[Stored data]
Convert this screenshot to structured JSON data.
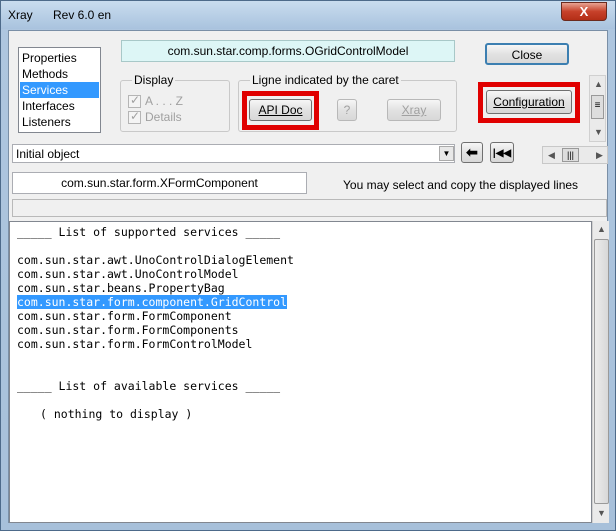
{
  "window": {
    "title": "Xray",
    "version": "Rev 6.0 en",
    "close_glyph": "X"
  },
  "info_list": {
    "items": [
      "Properties",
      "Methods",
      "Services",
      "Interfaces",
      "Listeners"
    ],
    "selected": "Services"
  },
  "object_name": "com.sun.star.comp.forms.OGridControlModel",
  "close_button": "Close",
  "display_group": {
    "label": "Display",
    "options": [
      {
        "label": "A . . . Z",
        "checked": true
      },
      {
        "label": "Details",
        "checked": true
      }
    ]
  },
  "caret_group": {
    "label": "Ligne indicated by the caret",
    "api_doc": "API Doc",
    "help": "?",
    "xray": "Xray"
  },
  "configuration_button": "Configuration",
  "object_select": {
    "value": "Initial object"
  },
  "nav": {
    "back_icon": "arrow-left-icon",
    "first_icon": "skip-to-start-icon"
  },
  "interface_field": "com.sun.star.form.XFormComponent",
  "hint": "You may select and copy the displayed lines",
  "content": {
    "supported_header": "_____ List of supported services _____",
    "supported": [
      "com.sun.star.awt.UnoControlDialogElement",
      "com.sun.star.awt.UnoControlModel",
      "com.sun.star.beans.PropertyBag",
      "com.sun.star.form.component.GridControl",
      "com.sun.star.form.FormComponent",
      "com.sun.star.form.FormComponents",
      "com.sun.star.form.FormControlModel"
    ],
    "selected_line": "com.sun.star.form.component.GridControl",
    "available_header": "_____ List of available services _____",
    "available_empty": "( nothing to display )"
  },
  "colors": {
    "selection": "#3399ff",
    "highlight_box": "#e00000"
  }
}
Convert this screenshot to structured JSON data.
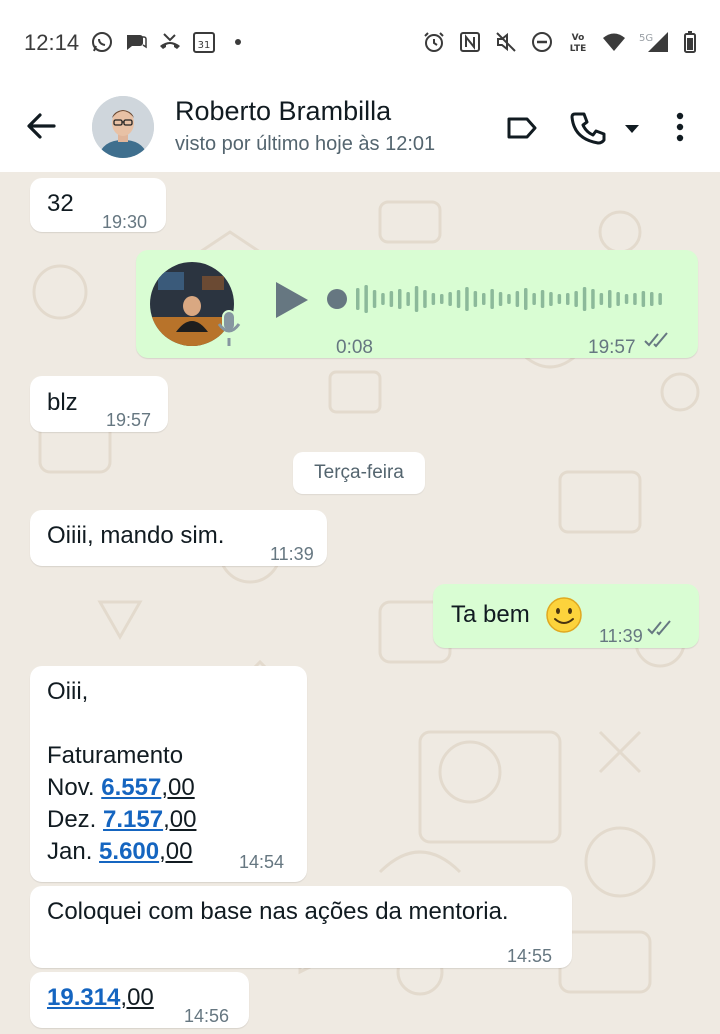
{
  "status_bar": {
    "time": "12:14",
    "left_icons": [
      "whatsapp-icon",
      "chat-icon",
      "missed-call-icon",
      "calendar-icon",
      "dot-icon"
    ],
    "calendar_day": "31",
    "right_icons": [
      "alarm-icon",
      "nfc-icon",
      "mute-icon",
      "dnd-icon",
      "volte-icon",
      "wifi-icon",
      "signal-icon",
      "battery-icon"
    ],
    "volte_label": "Vo LTE",
    "network_label": "5G"
  },
  "header": {
    "contact_name": "Roberto Brambilla",
    "contact_status": "visto por último hoje às 12:01",
    "icons": [
      "back-arrow-icon",
      "label-icon",
      "call-icon",
      "dropdown-icon",
      "more-icon"
    ]
  },
  "chat": {
    "date_separator": "Terça-feira",
    "messages": [
      {
        "dir": "in",
        "text": "32",
        "time": "19:30"
      },
      {
        "dir": "out",
        "type": "voice",
        "duration": "0:08",
        "time": "19:57",
        "status": "read"
      },
      {
        "dir": "in",
        "text": "blz",
        "time": "19:57"
      },
      {
        "dir": "in",
        "text": "Oiiii, mando sim.",
        "time": "11:39"
      },
      {
        "dir": "out",
        "text": "Ta bem",
        "emoji": "slightly-smiling-face",
        "time": "11:39",
        "status": "read"
      },
      {
        "dir": "in",
        "lines": {
          "greeting": "Oiii,",
          "heading": "Faturamento",
          "nov_label": "Nov.",
          "nov_num": "6.557",
          "nov_dec": ",00",
          "dez_label": "Dez.",
          "dez_num": "7.157",
          "dez_dec": ",00",
          "jan_label": "Jan.",
          "jan_num": "5.600",
          "jan_dec": ",00"
        },
        "time": "14:54"
      },
      {
        "dir": "in",
        "text": "Coloquei com base nas ações da mentoria.",
        "time": "14:55"
      },
      {
        "dir": "in",
        "num": "19.314",
        "dec": ",00",
        "time": "14:56"
      }
    ]
  },
  "colors": {
    "incoming_bubble": "#ffffff",
    "outgoing_bubble": "#d9fdd3",
    "chat_background": "#efeae2",
    "link_number": "#1565c0",
    "read_ticks": "#667781"
  }
}
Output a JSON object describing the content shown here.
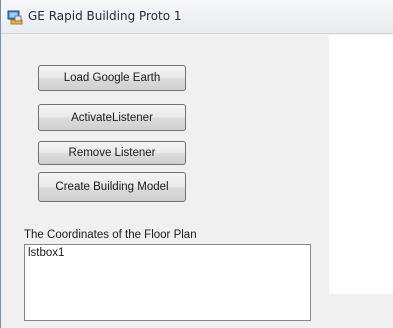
{
  "window": {
    "title": "GE Rapid Building Proto 1"
  },
  "buttons": {
    "load_label": "Load Google Earth",
    "activate_label": "ActivateListener",
    "remove_label": "Remove Listener",
    "create_label": "Create Building Model"
  },
  "coordinates": {
    "label": "The Coordinates of the Floor Plan",
    "items": [
      "lstbox1"
    ]
  },
  "colors": {
    "form_background": "#f0f0f0",
    "panel_background": "#ffffff"
  }
}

*AIM*.
Go through the listing above and write it all out exactly, leaving out any picture.

*SOLUTION*.
Convert this screenshot to structured JSON data.
{
  "window": {
    "title": "Xray",
    "version": "Rev 6.0 en",
    "close_glyph": "X"
  },
  "info_list": {
    "items": [
      "Properties",
      "Methods",
      "Services",
      "Interfaces",
      "Listeners"
    ],
    "selected": "Services"
  },
  "object_name": "com.sun.star.comp.forms.OGridControlModel",
  "close_button": "Close",
  "display_group": {
    "label": "Display",
    "options": [
      {
        "label": "A . . . Z",
        "checked": true
      },
      {
        "label": "Details",
        "checked": true
      }
    ]
  },
  "caret_group": {
    "label": "Ligne indicated by the caret",
    "api_doc": "API Doc",
    "help": "?",
    "xray": "Xray"
  },
  "configuration_button": "Configuration",
  "object_select": {
    "value": "Initial object"
  },
  "nav": {
    "back_icon": "arrow-left-icon",
    "first_icon": "skip-to-start-icon"
  },
  "interface_field": "com.sun.star.form.XFormComponent",
  "hint": "You may select and copy the displayed lines",
  "content": {
    "supported_header": "_____ List of supported services _____",
    "supported": [
      "com.sun.star.awt.UnoControlDialogElement",
      "com.sun.star.awt.UnoControlModel",
      "com.sun.star.beans.PropertyBag",
      "com.sun.star.form.component.GridControl",
      "com.sun.star.form.FormComponent",
      "com.sun.star.form.FormComponents",
      "com.sun.star.form.FormControlModel"
    ],
    "selected_line": "com.sun.star.form.component.GridControl",
    "available_header": "_____ List of available services _____",
    "available_empty": "( nothing to display )"
  },
  "colors": {
    "selection": "#3399ff",
    "highlight_box": "#e00000"
  }
}
Convert this screenshot to structured JSON data.
{
  "status_bar": {
    "time": "12:14",
    "left_icons": [
      "whatsapp-icon",
      "chat-icon",
      "missed-call-icon",
      "calendar-icon",
      "dot-icon"
    ],
    "calendar_day": "31",
    "right_icons": [
      "alarm-icon",
      "nfc-icon",
      "mute-icon",
      "dnd-icon",
      "volte-icon",
      "wifi-icon",
      "signal-icon",
      "battery-icon"
    ],
    "volte_label": "Vo LTE",
    "network_label": "5G"
  },
  "header": {
    "contact_name": "Roberto Brambilla",
    "contact_status": "visto por último hoje às 12:01",
    "icons": [
      "back-arrow-icon",
      "label-icon",
      "call-icon",
      "dropdown-icon",
      "more-icon"
    ]
  },
  "chat": {
    "date_separator": "Terça-feira",
    "messages": [
      {
        "dir": "in",
        "text": "32",
        "time": "19:30"
      },
      {
        "dir": "out",
        "type": "voice",
        "duration": "0:08",
        "time": "19:57",
        "status": "read"
      },
      {
        "dir": "in",
        "text": "blz",
        "time": "19:57"
      },
      {
        "dir": "in",
        "text": "Oiiii, mando sim.",
        "time": "11:39"
      },
      {
        "dir": "out",
        "text": "Ta bem",
        "emoji": "slightly-smiling-face",
        "time": "11:39",
        "status": "read"
      },
      {
        "dir": "in",
        "lines": {
          "greeting": "Oiii,",
          "heading": "Faturamento",
          "nov_label": "Nov.",
          "nov_num": "6.557",
          "nov_dec": ",00",
          "dez_label": "Dez.",
          "dez_num": "7.157",
          "dez_dec": ",00",
          "jan_label": "Jan.",
          "jan_num": "5.600",
          "jan_dec": ",00"
        },
        "time": "14:54"
      },
      {
        "dir": "in",
        "text": "Coloquei com base nas ações da mentoria.",
        "time": "14:55"
      },
      {
        "dir": "in",
        "num": "19.314",
        "dec": ",00",
        "time": "14:56"
      }
    ]
  },
  "colors": {
    "incoming_bubble": "#ffffff",
    "outgoing_bubble": "#d9fdd3",
    "chat_background": "#efeae2",
    "link_number": "#1565c0",
    "read_ticks": "#667781"
  }
}
Output a JSON object describing the content shown here.
{
  "window": {
    "title": "GE Rapid Building Proto 1"
  },
  "buttons": {
    "load_label": "Load Google Earth",
    "activate_label": "ActivateListener",
    "remove_label": "Remove Listener",
    "create_label": "Create Building Model"
  },
  "coordinates": {
    "label": "The Coordinates of the Floor Plan",
    "items": [
      "lstbox1"
    ]
  },
  "colors": {
    "form_background": "#f0f0f0",
    "panel_background": "#ffffff"
  }
}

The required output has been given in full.